• Written instruction
Give back every line of the records below without any change.

— Begin Records for processing —

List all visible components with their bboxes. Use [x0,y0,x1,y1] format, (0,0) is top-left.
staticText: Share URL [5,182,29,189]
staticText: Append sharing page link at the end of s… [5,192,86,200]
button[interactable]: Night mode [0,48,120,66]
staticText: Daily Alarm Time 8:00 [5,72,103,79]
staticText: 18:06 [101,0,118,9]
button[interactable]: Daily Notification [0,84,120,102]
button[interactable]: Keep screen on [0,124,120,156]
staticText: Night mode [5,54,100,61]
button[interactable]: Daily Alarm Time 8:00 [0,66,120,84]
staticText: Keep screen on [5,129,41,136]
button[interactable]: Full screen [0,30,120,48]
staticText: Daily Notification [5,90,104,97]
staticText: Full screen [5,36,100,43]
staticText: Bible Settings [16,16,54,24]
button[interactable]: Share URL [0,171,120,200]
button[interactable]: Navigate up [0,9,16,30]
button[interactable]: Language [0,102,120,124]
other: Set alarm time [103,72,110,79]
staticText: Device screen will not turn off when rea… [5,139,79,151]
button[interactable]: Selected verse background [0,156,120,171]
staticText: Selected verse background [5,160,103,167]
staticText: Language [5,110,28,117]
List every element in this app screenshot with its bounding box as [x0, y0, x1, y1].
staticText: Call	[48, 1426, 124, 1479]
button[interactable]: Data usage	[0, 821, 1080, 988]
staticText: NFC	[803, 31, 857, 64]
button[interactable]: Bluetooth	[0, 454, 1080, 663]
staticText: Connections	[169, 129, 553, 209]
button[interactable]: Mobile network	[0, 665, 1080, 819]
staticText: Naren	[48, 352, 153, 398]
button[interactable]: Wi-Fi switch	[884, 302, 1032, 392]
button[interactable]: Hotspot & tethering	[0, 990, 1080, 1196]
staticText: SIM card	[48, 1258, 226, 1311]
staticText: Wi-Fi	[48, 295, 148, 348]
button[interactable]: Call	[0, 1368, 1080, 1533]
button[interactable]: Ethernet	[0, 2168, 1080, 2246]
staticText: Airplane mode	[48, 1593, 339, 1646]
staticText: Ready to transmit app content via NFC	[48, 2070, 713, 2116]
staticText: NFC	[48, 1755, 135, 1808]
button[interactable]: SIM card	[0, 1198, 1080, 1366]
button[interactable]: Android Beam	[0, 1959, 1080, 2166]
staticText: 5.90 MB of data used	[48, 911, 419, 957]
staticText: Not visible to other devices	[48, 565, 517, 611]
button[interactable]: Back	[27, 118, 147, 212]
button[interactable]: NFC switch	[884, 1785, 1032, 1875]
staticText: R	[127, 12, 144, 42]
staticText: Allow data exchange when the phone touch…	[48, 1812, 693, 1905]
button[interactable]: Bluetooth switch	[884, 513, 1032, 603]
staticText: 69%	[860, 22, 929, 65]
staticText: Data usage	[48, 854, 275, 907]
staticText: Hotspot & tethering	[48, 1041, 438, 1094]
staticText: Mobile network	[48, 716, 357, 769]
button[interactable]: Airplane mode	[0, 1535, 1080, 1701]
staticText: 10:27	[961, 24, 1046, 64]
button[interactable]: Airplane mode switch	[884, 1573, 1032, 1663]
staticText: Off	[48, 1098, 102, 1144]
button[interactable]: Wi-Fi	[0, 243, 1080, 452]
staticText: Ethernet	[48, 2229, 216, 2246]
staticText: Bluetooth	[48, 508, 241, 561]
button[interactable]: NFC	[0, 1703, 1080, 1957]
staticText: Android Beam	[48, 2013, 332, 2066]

— End Records for processing —

• Solution
List all visible components with their bboxes. Use [x0,y0,x1,y1] format, (0,0) is top-left.
staticText: Share URL [5,182,29,189]
staticText: Append sharing page link at the end of s… [5,192,86,200]
button[interactable]: Night mode [0,48,120,66]
staticText: Daily Alarm Time 8:00 [5,72,103,79]
staticText: 18:06 [101,0,118,9]
button[interactable]: Daily Notification [0,84,120,102]
button[interactable]: Keep screen on [0,124,120,156]
staticText: Night mode [5,54,100,61]
button[interactable]: Daily Alarm Time 8:00 [0,66,120,84]
staticText: Keep screen on [5,129,41,136]
button[interactable]: Full screen [0,30,120,48]
staticText: Daily Notification [5,90,104,97]
staticText: Full screen [5,36,100,43]
staticText: Bible Settings [16,16,54,24]
button[interactable]: Share URL [0,171,120,200]
button[interactable]: Navigate up [0,9,16,30]
button[interactable]: Language [0,102,120,124]
other: Set alarm time [103,72,110,79]
staticText: Device screen will not turn off when rea… [5,139,79,151]
button[interactable]: Selected verse background [0,156,120,171]
staticText: Selected verse background [5,160,103,167]
staticText: Language [5,110,28,117]
List every element in this app screenshot with its bounding box as [x0, y0, x1, y1].
staticText: Call	[48, 1426, 124, 1479]
button[interactable]: Data usage	[0, 821, 1080, 988]
staticText: NFC	[803, 31, 857, 64]
button[interactable]: Bluetooth	[0, 454, 1080, 663]
staticText: Connections	[169, 129, 553, 209]
button[interactable]: Mobile network	[0, 665, 1080, 819]
staticText: Naren	[48, 352, 153, 398]
button[interactable]: Wi-Fi switch	[884, 302, 1032, 392]
button[interactable]: Hotspot & tethering	[0, 990, 1080, 1196]
staticText: SIM card	[48, 1258, 226, 1311]
staticText: Wi-Fi	[48, 295, 148, 348]
button[interactable]: Call	[0, 1368, 1080, 1533]
button[interactable]: Ethernet	[0, 2168, 1080, 2246]
staticText: Airplane mode	[48, 1593, 339, 1646]
staticText: Ready to transmit app content via NFC	[48, 2070, 713, 2116]
staticText: NFC	[48, 1755, 135, 1808]
button[interactable]: SIM card	[0, 1198, 1080, 1366]
button[interactable]: Android Beam	[0, 1959, 1080, 2166]
staticText: 5.90 MB of data used	[48, 911, 419, 957]
staticText: Not visible to other devices	[48, 565, 517, 611]
button[interactable]: Back	[27, 118, 147, 212]
button[interactable]: NFC switch	[884, 1785, 1032, 1875]
staticText: R	[127, 12, 144, 42]
staticText: Allow data exchange when the phone touch…	[48, 1812, 693, 1905]
button[interactable]: Bluetooth switch	[884, 513, 1032, 603]
staticText: 69%	[860, 22, 929, 65]
staticText: Data usage	[48, 854, 275, 907]
staticText: Hotspot & tethering	[48, 1041, 438, 1094]
staticText: Mobile network	[48, 716, 357, 769]
button[interactable]: Airplane mode	[0, 1535, 1080, 1701]
staticText: 10:27	[961, 24, 1046, 64]
button[interactable]: Airplane mode switch	[884, 1573, 1032, 1663]
staticText: Off	[48, 1098, 102, 1144]
button[interactable]: Wi-Fi	[0, 243, 1080, 452]
staticText: Ethernet	[48, 2229, 216, 2246]
staticText: Bluetooth	[48, 508, 241, 561]
button[interactable]: NFC	[0, 1703, 1080, 1957]
staticText: Android Beam	[48, 2013, 332, 2066]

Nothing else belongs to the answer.